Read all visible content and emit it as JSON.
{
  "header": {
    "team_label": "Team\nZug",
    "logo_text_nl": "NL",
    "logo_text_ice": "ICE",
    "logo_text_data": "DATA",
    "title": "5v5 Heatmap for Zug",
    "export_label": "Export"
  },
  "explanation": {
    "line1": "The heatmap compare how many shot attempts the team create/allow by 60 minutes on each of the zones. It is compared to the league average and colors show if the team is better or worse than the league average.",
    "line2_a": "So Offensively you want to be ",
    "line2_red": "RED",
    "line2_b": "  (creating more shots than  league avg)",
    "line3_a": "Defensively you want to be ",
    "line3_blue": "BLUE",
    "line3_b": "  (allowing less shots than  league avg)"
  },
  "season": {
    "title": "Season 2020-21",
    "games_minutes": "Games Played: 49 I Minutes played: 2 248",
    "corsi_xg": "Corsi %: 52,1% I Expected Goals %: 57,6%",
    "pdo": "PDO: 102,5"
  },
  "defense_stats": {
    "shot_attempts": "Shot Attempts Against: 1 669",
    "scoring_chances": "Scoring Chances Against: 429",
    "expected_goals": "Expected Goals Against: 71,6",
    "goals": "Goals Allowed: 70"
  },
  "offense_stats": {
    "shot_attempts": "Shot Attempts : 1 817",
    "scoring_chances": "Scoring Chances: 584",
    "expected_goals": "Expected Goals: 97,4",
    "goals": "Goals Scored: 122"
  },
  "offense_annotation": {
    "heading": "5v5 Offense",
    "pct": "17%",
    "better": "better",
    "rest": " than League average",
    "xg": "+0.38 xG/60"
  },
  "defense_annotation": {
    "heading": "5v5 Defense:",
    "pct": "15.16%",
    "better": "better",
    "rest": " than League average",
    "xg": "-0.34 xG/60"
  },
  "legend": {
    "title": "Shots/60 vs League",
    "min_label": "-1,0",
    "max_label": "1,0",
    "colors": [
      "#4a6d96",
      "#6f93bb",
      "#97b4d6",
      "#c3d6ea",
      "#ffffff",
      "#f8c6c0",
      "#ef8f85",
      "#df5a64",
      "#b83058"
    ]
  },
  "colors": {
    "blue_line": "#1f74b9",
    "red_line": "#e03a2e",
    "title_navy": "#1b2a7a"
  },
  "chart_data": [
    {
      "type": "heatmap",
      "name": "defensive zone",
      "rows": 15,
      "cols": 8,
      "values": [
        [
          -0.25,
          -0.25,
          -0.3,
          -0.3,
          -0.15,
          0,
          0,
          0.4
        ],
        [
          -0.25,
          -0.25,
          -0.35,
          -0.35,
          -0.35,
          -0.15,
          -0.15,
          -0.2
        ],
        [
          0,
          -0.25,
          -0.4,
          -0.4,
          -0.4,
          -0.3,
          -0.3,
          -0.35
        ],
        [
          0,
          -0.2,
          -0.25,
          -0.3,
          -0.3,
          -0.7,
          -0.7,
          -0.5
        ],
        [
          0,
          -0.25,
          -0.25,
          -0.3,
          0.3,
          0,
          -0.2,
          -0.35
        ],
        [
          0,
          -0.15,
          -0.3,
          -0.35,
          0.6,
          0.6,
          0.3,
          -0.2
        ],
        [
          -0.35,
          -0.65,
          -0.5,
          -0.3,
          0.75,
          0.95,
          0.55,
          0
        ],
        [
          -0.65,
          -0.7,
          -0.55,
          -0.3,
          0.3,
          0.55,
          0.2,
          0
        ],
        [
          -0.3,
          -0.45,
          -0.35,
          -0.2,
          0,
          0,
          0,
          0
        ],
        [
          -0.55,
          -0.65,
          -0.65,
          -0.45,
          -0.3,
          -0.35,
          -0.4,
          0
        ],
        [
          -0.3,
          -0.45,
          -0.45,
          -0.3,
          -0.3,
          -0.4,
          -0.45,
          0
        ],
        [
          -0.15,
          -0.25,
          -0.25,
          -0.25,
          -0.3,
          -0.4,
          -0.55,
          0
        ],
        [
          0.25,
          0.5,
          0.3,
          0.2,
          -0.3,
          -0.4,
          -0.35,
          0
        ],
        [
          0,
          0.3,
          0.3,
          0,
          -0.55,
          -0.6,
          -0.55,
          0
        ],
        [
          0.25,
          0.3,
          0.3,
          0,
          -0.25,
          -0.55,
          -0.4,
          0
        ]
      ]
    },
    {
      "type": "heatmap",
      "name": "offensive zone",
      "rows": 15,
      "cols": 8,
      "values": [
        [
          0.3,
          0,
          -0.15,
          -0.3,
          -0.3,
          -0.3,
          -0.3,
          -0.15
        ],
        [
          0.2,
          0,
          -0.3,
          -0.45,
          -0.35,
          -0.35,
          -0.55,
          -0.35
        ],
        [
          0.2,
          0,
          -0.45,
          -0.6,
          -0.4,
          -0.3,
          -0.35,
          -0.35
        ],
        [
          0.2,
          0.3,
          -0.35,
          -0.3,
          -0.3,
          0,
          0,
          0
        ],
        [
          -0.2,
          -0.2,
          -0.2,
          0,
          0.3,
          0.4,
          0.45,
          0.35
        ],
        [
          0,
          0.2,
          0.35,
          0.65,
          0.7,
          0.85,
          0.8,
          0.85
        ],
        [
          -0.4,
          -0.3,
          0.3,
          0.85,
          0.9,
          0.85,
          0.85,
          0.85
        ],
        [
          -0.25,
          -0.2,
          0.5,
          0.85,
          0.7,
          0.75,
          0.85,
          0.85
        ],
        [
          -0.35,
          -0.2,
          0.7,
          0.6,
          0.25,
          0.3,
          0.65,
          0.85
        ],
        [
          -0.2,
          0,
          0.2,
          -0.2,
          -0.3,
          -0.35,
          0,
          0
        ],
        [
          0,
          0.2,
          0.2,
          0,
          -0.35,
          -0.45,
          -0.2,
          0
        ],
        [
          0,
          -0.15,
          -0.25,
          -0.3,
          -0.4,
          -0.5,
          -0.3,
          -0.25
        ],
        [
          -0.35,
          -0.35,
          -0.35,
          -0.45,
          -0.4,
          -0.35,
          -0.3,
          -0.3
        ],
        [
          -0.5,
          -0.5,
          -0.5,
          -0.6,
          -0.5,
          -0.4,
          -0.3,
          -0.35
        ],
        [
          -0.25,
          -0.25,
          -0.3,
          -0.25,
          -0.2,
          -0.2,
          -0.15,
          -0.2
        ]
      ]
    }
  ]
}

**AIM OF THE TASK:**
Copy out each line above, character for character.

**OUTPUT BELOW:**
Read all visible content and emit it as JSON.
{
  "header": {
    "team_label": "Team\nZug",
    "logo_text_nl": "NL",
    "logo_text_ice": "ICE",
    "logo_text_data": "DATA",
    "title": "5v5 Heatmap for Zug",
    "export_label": "Export"
  },
  "explanation": {
    "line1": "The heatmap compare how many shot attempts the team create/allow by 60 minutes on each of the zones. It is compared to the league average and colors show if the team is better or worse than the league average.",
    "line2_a": "So Offensively you want to be ",
    "line2_red": "RED",
    "line2_b": "  (creating more shots than  league avg)",
    "line3_a": "Defensively you want to be ",
    "line3_blue": "BLUE",
    "line3_b": "  (allowing less shots than  league avg)"
  },
  "season": {
    "title": "Season 2020-21",
    "games_minutes": "Games Played: 49 I Minutes played: 2 248",
    "corsi_xg": "Corsi %: 52,1% I Expected Goals %: 57,6%",
    "pdo": "PDO: 102,5"
  },
  "defense_stats": {
    "shot_attempts": "Shot Attempts Against: 1 669",
    "scoring_chances": "Scoring Chances Against: 429",
    "expected_goals": "Expected Goals Against: 71,6",
    "goals": "Goals Allowed: 70"
  },
  "offense_stats": {
    "shot_attempts": "Shot Attempts : 1 817",
    "scoring_chances": "Scoring Chances: 584",
    "expected_goals": "Expected Goals: 97,4",
    "goals": "Goals Scored: 122"
  },
  "offense_annotation": {
    "heading": "5v5 Offense",
    "pct": "17%",
    "better": "better",
    "rest": " than League average",
    "xg": "+0.38 xG/60"
  },
  "defense_annotation": {
    "heading": "5v5 Defense:",
    "pct": "15.16%",
    "better": "better",
    "rest": " than League average",
    "xg": "-0.34 xG/60"
  },
  "legend": {
    "title": "Shots/60 vs League",
    "min_label": "-1,0",
    "max_label": "1,0",
    "colors": [
      "#4a6d96",
      "#6f93bb",
      "#97b4d6",
      "#c3d6ea",
      "#ffffff",
      "#f8c6c0",
      "#ef8f85",
      "#df5a64",
      "#b83058"
    ]
  },
  "colors": {
    "blue_line": "#1f74b9",
    "red_line": "#e03a2e",
    "title_navy": "#1b2a7a"
  },
  "chart_data": [
    {
      "type": "heatmap",
      "name": "defensive zone",
      "rows": 15,
      "cols": 8,
      "values": [
        [
          -0.25,
          -0.25,
          -0.3,
          -0.3,
          -0.15,
          0,
          0,
          0.4
        ],
        [
          -0.25,
          -0.25,
          -0.35,
          -0.35,
          -0.35,
          -0.15,
          -0.15,
          -0.2
        ],
        [
          0,
          -0.25,
          -0.4,
          -0.4,
          -0.4,
          -0.3,
          -0.3,
          -0.35
        ],
        [
          0,
          -0.2,
          -0.25,
          -0.3,
          -0.3,
          -0.7,
          -0.7,
          -0.5
        ],
        [
          0,
          -0.25,
          -0.25,
          -0.3,
          0.3,
          0,
          -0.2,
          -0.35
        ],
        [
          0,
          -0.15,
          -0.3,
          -0.35,
          0.6,
          0.6,
          0.3,
          -0.2
        ],
        [
          -0.35,
          -0.65,
          -0.5,
          -0.3,
          0.75,
          0.95,
          0.55,
          0
        ],
        [
          -0.65,
          -0.7,
          -0.55,
          -0.3,
          0.3,
          0.55,
          0.2,
          0
        ],
        [
          -0.3,
          -0.45,
          -0.35,
          -0.2,
          0,
          0,
          0,
          0
        ],
        [
          -0.55,
          -0.65,
          -0.65,
          -0.45,
          -0.3,
          -0.35,
          -0.4,
          0
        ],
        [
          -0.3,
          -0.45,
          -0.45,
          -0.3,
          -0.3,
          -0.4,
          -0.45,
          0
        ],
        [
          -0.15,
          -0.25,
          -0.25,
          -0.25,
          -0.3,
          -0.4,
          -0.55,
          0
        ],
        [
          0.25,
          0.5,
          0.3,
          0.2,
          -0.3,
          -0.4,
          -0.35,
          0
        ],
        [
          0,
          0.3,
          0.3,
          0,
          -0.55,
          -0.6,
          -0.55,
          0
        ],
        [
          0.25,
          0.3,
          0.3,
          0,
          -0.25,
          -0.55,
          -0.4,
          0
        ]
      ]
    },
    {
      "type": "heatmap",
      "name": "offensive zone",
      "rows": 15,
      "cols": 8,
      "values": [
        [
          0.3,
          0,
          -0.15,
          -0.3,
          -0.3,
          -0.3,
          -0.3,
          -0.15
        ],
        [
          0.2,
          0,
          -0.3,
          -0.45,
          -0.35,
          -0.35,
          -0.55,
          -0.35
        ],
        [
          0.2,
          0,
          -0.45,
          -0.6,
          -0.4,
          -0.3,
          -0.35,
          -0.35
        ],
        [
          0.2,
          0.3,
          -0.35,
          -0.3,
          -0.3,
          0,
          0,
          0
        ],
        [
          -0.2,
          -0.2,
          -0.2,
          0,
          0.3,
          0.4,
          0.45,
          0.35
        ],
        [
          0,
          0.2,
          0.35,
          0.65,
          0.7,
          0.85,
          0.8,
          0.85
        ],
        [
          -0.4,
          -0.3,
          0.3,
          0.85,
          0.9,
          0.85,
          0.85,
          0.85
        ],
        [
          -0.25,
          -0.2,
          0.5,
          0.85,
          0.7,
          0.75,
          0.85,
          0.85
        ],
        [
          -0.35,
          -0.2,
          0.7,
          0.6,
          0.25,
          0.3,
          0.65,
          0.85
        ],
        [
          -0.2,
          0,
          0.2,
          -0.2,
          -0.3,
          -0.35,
          0,
          0
        ],
        [
          0,
          0.2,
          0.2,
          0,
          -0.35,
          -0.45,
          -0.2,
          0
        ],
        [
          0,
          -0.15,
          -0.25,
          -0.3,
          -0.4,
          -0.5,
          -0.3,
          -0.25
        ],
        [
          -0.35,
          -0.35,
          -0.35,
          -0.45,
          -0.4,
          -0.35,
          -0.3,
          -0.3
        ],
        [
          -0.5,
          -0.5,
          -0.5,
          -0.6,
          -0.5,
          -0.4,
          -0.3,
          -0.35
        ],
        [
          -0.25,
          -0.25,
          -0.3,
          -0.25,
          -0.2,
          -0.2,
          -0.15,
          -0.2
        ]
      ]
    }
  ]
}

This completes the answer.